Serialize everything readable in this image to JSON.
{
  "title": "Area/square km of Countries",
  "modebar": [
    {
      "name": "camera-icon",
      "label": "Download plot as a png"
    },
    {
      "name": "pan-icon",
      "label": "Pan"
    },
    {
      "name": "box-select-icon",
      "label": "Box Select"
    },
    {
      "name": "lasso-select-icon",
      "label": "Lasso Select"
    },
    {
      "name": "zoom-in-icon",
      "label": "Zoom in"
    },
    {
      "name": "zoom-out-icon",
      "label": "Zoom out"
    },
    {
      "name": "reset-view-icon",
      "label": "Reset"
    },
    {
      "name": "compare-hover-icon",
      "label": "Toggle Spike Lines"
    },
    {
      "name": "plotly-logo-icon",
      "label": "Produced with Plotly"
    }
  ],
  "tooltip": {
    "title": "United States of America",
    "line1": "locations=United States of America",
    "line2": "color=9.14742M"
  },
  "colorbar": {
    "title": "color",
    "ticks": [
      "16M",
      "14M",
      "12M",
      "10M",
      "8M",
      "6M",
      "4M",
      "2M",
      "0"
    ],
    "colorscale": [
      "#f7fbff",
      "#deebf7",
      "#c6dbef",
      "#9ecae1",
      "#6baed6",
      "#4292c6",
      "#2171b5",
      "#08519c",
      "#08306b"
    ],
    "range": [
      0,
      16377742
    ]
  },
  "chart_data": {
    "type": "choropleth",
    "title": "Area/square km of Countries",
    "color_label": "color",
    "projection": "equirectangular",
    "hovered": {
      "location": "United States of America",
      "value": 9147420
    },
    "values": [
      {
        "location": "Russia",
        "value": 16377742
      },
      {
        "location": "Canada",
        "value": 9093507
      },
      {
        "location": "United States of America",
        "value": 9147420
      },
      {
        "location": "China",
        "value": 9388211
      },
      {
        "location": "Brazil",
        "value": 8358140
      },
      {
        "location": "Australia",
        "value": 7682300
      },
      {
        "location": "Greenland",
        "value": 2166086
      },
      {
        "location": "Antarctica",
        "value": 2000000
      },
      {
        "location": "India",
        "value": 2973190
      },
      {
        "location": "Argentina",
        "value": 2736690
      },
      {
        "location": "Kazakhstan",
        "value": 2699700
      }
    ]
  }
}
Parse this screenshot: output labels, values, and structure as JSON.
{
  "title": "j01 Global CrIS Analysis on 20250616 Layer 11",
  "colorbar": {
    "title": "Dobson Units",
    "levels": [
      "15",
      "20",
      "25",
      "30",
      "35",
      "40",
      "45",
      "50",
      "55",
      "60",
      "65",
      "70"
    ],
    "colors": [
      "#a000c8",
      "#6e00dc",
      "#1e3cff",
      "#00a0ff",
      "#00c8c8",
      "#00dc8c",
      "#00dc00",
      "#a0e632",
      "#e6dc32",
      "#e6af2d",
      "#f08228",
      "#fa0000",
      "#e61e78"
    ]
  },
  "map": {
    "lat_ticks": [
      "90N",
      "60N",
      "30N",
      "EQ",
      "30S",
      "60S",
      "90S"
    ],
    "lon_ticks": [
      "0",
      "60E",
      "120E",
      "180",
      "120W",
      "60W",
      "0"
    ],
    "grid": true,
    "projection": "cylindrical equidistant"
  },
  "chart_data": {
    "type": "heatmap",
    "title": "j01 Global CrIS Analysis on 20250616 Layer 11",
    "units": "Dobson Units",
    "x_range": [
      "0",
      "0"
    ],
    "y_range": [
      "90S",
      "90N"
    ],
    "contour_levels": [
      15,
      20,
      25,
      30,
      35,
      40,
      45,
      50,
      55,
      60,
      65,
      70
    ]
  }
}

Goal:
The entries above must be returned in full, exactly as shown.

Worked solution:
Serialize everything readable in this image to JSON.
{
  "title": "Area/square km of Countries",
  "modebar": [
    {
      "name": "camera-icon",
      "label": "Download plot as a png"
    },
    {
      "name": "pan-icon",
      "label": "Pan"
    },
    {
      "name": "box-select-icon",
      "label": "Box Select"
    },
    {
      "name": "lasso-select-icon",
      "label": "Lasso Select"
    },
    {
      "name": "zoom-in-icon",
      "label": "Zoom in"
    },
    {
      "name": "zoom-out-icon",
      "label": "Zoom out"
    },
    {
      "name": "reset-view-icon",
      "label": "Reset"
    },
    {
      "name": "compare-hover-icon",
      "label": "Toggle Spike Lines"
    },
    {
      "name": "plotly-logo-icon",
      "label": "Produced with Plotly"
    }
  ],
  "tooltip": {
    "title": "United States of America",
    "line1": "locations=United States of America",
    "line2": "color=9.14742M"
  },
  "colorbar": {
    "title": "color",
    "ticks": [
      "16M",
      "14M",
      "12M",
      "10M",
      "8M",
      "6M",
      "4M",
      "2M",
      "0"
    ],
    "colorscale": [
      "#f7fbff",
      "#deebf7",
      "#c6dbef",
      "#9ecae1",
      "#6baed6",
      "#4292c6",
      "#2171b5",
      "#08519c",
      "#08306b"
    ],
    "range": [
      0,
      16377742
    ]
  },
  "chart_data": {
    "type": "choropleth",
    "title": "Area/square km of Countries",
    "color_label": "color",
    "projection": "equirectangular",
    "hovered": {
      "location": "United States of America",
      "value": 9147420
    },
    "values": [
      {
        "location": "Russia",
        "value": 16377742
      },
      {
        "location": "Canada",
        "value": 9093507
      },
      {
        "location": "United States of America",
        "value": 9147420
      },
      {
        "location": "China",
        "value": 9388211
      },
      {
        "location": "Brazil",
        "value": 8358140
      },
      {
        "location": "Australia",
        "value": 7682300
      },
      {
        "location": "Greenland",
        "value": 2166086
      },
      {
        "location": "Antarctica",
        "value": 2000000
      },
      {
        "location": "India",
        "value": 2973190
      },
      {
        "location": "Argentina",
        "value": 2736690
      },
      {
        "location": "Kazakhstan",
        "value": 2699700
      }
    ]
  }
}
Parse this screenshot: output labels, values, and structure as JSON.
{
  "title": "j01 Global CrIS Analysis on 20250616 Layer 11",
  "colorbar": {
    "title": "Dobson Units",
    "levels": [
      "15",
      "20",
      "25",
      "30",
      "35",
      "40",
      "45",
      "50",
      "55",
      "60",
      "65",
      "70"
    ],
    "colors": [
      "#a000c8",
      "#6e00dc",
      "#1e3cff",
      "#00a0ff",
      "#00c8c8",
      "#00dc8c",
      "#00dc00",
      "#a0e632",
      "#e6dc32",
      "#e6af2d",
      "#f08228",
      "#fa0000",
      "#e61e78"
    ]
  },
  "map": {
    "lat_ticks": [
      "90N",
      "60N",
      "30N",
      "EQ",
      "30S",
      "60S",
      "90S"
    ],
    "lon_ticks": [
      "0",
      "60E",
      "120E",
      "180",
      "120W",
      "60W",
      "0"
    ],
    "grid": true,
    "projection": "cylindrical equidistant"
  },
  "chart_data": {
    "type": "heatmap",
    "title": "j01 Global CrIS Analysis on 20250616 Layer 11",
    "units": "Dobson Units",
    "x_range": [
      "0",
      "0"
    ],
    "y_range": [
      "90S",
      "90N"
    ],
    "contour_levels": [
      15,
      20,
      25,
      30,
      35,
      40,
      45,
      50,
      55,
      60,
      65,
      70
    ]
  }
}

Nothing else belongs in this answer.